──────── TEXT SHOWN ────────

Last year was a big one for significant bicentenaries, with Charles Darwin, Abraham Lincoln, William Ewart Gladstone and Alfred, Lord Tennyson all born in 1809. Summer university conferences aside, however, it is the three-month long show opened on Tuesday 29th December – 200 years on from the date of the birth of the three times Chancellor of the Exchequer and four times British Prime Minister, William Gladstone, which concerns us here.

The free exhibition is staged at St George’s Hall, less than a mile from his birthplace at 62 Rodney Street. Hosted in the Gladstone Gallery of the Grade I-listed Hall it features items such as records, diaries and books from his career. Newspaper cuttings of the day and a bust donated by Liverpool John Moores University only adds to the spectacle, making a visit almost obligatory between now and Saturday (27th March).

After the weekend, though, you would hope that exhibits from the Gladstone Exhibition, together with the Everton Collection, which is currently on display at the city’s Central Library, could help convert Liverpool’s former Irish Centre (the Wellington Rooms, which were built in 1815 as a gathering place for Liverpool’s great and good and frequented by the Gladstone family), into a museum dedicated to Gladstone – the man who twice tried to get an Irish Home Rule Bill through Parliament (1886 and 1893).

Many historians would argue that it is a tussle between Messrs Gladstone and Winston Churchill as to who was Britain’s greatest statesman. Like Churchill, Gladstone demonstrated extraordinary political resilience and longevity, representing both the Liberal and Conservative Party. Each worked long hours, “accomplishing as much as several ordinary men in every hour,” Sir William Gladstone, William Gladstone’s great-grandson, writes in Gladstone: A Bicentenary Portrait. “He had a good memory,” Sir William continues, “and could muster a mass of factual evidence which he could then lay before his hearers in a captivating manner.” No wonder, then, Churchill cited Gladstone as his inspiration. Let us not forget, either, that Churchill’s budgets were the best since the Gladstone’s age. While the state funeral order by Parliament was the first for a politician since Gladstone’s. The similarities are not restricted to political office, neither, since both were compulsive penman, remaining prolific authors outside of Westminster.

────────

__CHALLENGES__
a - Answer these questions from the Gladstone article:
(i) In which building is the free exhibition staged?
(ii) In what year were the Wellington Rooms built?
(iii) What is the title of the book by Sir William Gladstone?
b - Reproduce the Gladstone article word for word, everything from "After the weekend, though, you" down to "(1886 and 1893).".
c - Extend the Gladstone article, starting after its final sentence.
The rows that follow come from a separate source and are unrelated to the Gladstone article.

──────── DATA ROWS ────────

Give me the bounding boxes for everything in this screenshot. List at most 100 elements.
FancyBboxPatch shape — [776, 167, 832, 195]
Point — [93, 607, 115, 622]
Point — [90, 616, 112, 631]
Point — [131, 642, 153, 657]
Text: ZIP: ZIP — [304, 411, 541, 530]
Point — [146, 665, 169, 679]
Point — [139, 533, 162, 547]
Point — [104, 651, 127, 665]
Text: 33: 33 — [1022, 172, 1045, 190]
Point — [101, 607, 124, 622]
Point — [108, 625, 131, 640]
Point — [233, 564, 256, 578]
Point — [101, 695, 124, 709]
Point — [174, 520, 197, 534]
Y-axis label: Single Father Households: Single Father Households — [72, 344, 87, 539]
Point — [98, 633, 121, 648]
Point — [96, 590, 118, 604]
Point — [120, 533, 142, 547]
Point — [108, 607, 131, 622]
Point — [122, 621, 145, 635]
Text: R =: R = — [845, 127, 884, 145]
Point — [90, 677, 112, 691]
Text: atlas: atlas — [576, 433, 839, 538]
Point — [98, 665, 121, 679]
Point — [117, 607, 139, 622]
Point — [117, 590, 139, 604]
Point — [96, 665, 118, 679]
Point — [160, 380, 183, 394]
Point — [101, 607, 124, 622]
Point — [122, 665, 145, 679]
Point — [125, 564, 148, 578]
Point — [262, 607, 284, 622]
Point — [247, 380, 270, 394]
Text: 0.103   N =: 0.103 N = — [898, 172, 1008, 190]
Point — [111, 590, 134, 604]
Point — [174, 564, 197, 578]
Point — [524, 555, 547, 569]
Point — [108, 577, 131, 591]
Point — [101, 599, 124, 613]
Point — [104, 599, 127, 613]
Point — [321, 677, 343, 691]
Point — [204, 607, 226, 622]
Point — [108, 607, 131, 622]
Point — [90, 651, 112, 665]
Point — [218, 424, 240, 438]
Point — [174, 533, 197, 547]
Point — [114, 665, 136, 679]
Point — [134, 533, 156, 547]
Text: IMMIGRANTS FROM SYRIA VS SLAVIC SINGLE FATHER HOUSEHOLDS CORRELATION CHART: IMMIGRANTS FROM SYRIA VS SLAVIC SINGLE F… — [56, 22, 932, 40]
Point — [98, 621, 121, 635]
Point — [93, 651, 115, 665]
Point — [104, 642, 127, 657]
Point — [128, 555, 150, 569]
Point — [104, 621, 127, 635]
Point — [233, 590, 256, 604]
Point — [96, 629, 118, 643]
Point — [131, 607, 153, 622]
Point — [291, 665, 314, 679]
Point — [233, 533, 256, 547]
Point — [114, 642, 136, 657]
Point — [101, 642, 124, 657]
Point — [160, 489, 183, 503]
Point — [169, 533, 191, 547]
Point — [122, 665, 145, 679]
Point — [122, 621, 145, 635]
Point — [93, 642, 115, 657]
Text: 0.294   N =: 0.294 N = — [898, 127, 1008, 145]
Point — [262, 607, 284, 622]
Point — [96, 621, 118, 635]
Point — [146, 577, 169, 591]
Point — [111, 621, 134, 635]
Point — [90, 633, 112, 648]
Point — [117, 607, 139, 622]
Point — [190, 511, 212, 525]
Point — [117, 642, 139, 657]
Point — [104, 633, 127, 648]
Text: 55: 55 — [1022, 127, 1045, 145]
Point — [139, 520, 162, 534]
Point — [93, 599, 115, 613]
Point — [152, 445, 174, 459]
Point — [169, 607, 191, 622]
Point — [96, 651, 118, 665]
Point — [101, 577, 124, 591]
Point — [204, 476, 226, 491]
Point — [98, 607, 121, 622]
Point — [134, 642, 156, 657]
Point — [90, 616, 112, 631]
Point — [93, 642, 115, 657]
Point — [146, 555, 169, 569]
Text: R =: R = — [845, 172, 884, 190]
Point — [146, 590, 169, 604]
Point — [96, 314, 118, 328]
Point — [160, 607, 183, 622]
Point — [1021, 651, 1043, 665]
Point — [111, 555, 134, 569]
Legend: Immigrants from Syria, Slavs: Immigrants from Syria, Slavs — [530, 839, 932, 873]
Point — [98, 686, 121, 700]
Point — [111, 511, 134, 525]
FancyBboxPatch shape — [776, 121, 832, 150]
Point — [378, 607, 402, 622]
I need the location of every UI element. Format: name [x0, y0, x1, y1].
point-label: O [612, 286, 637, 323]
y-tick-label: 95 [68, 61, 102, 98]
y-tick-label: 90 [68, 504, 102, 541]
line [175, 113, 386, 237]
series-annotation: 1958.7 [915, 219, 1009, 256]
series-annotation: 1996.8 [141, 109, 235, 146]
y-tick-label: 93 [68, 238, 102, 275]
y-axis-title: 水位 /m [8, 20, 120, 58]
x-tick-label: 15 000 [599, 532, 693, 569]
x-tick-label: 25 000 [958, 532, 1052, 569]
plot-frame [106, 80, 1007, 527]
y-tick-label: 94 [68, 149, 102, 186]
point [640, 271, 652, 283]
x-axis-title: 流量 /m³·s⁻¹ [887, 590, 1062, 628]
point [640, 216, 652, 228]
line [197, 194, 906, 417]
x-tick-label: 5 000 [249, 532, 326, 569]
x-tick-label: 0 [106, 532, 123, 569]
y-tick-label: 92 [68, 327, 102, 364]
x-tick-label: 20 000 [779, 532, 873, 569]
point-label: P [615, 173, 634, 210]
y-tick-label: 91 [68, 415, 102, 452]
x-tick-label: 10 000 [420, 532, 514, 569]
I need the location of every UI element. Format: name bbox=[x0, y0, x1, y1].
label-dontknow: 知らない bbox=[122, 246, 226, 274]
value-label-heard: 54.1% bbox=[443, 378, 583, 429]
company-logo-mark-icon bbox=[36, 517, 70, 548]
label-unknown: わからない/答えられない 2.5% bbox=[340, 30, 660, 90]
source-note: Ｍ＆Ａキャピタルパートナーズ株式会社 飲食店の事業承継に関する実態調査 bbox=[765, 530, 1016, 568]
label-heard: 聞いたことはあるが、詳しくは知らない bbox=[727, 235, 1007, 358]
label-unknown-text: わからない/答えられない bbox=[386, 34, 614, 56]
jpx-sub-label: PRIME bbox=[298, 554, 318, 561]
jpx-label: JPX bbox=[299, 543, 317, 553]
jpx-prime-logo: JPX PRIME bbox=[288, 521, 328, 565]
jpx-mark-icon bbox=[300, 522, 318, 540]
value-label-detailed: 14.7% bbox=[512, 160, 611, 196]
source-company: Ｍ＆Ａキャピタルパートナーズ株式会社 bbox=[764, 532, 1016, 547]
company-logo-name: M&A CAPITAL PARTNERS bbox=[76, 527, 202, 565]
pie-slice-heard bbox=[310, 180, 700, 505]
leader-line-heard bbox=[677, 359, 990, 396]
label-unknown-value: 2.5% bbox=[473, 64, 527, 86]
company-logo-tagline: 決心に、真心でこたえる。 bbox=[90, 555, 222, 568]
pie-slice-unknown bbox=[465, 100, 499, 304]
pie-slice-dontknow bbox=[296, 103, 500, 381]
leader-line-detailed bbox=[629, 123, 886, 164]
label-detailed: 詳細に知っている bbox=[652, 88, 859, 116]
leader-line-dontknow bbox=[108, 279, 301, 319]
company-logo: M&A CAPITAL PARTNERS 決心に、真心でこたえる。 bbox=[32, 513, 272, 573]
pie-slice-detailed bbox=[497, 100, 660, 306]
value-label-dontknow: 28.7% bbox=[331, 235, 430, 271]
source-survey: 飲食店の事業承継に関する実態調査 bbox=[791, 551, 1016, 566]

────────

__SOLVED PROBLEMS__
a -
(i) St George's Hall, in its Gladstone Gallery
(ii) 1815
(iii) Gladstone: A Bicentenary Portrait

b -
After the weekend, though, you would hope that exhibits from the Gladstone Exhibition, together with the Everton Collection, which is currently on display at the city’s Central Library, could help convert Liverpool’s former Irish Centre (the Wellington Rooms, which were built in 1815 as a gathering place for Liverpool’s great and good and frequented by the Gladstone family), into a museum dedicated to Gladstone – the man who twice tried to get an Irish Home Rule Bill through Parliament (1886 and 1893).

c -
Yet the fact remains, the ‘Grand Old Man’ has no museum dedicated to his life and times. Granted, St Deiniol’s Library, the Gladstone National Memorial, is Britain’s only residential library, but it is hardly the Churchill Museum.

Talking of which, it is worth quoting at length the opening paragraph of the Churchill Museum guidebook:

“There was a clear need for a museum which would explore the complex nature of his life and his long political career; a museum which would not have as its purpose either revisionism, iconoclasm or hero worship; a museum which would tell the story in revealing and truthful detail, would show aspects of his life and personality which were unknown or forgotten; a museum which, overall, would explain and illustrate why his reputation is as high as it is, how he achieved that reputation and, of course, why he merits a museum in his name.”

The Churchill Museum opened as recently as 2005, the year in which we commemorated the fortieth anniversary of his death, so there is little reason, 200 years on from his birth, why Gladstone cannot be afforded similar treatment. (After all, the Queen’s remark upon declaring the museum open could be applied to Mr Gladstone at some point in the future: “It is … surprising that until now there has been no museum dedicated to this great statesman in this country of his birth.”)

Avoiding the pitfalls of “dullness or hagiography,” the Gladstone Museum could help clear up issues, both domestic and foreign. For example, was his character moulded more by his Scottish ancestry or his Liverpool birthplace? This is all the more important given that Sir William tends to play down the ‘Oxford on the surface but Liverpool below’ phrase often applied to his great-grandfather in his 2009 hardback.

As for the foreign front, however, it could certainly clarify his position on the American Civil War not to mention illuminate the settlement of the Alabama dispute which set a precedent for the efficacy of arbitration. Finding out whether or not Gladstone was in actual fact a realist, not an idealist, when it came to championing the cause of the Balkan Christians would no doubt be of interest to prospective visitors also. As would his opinions on intervening in Afghanistan, given the current deployment of British troops in Helmand Province.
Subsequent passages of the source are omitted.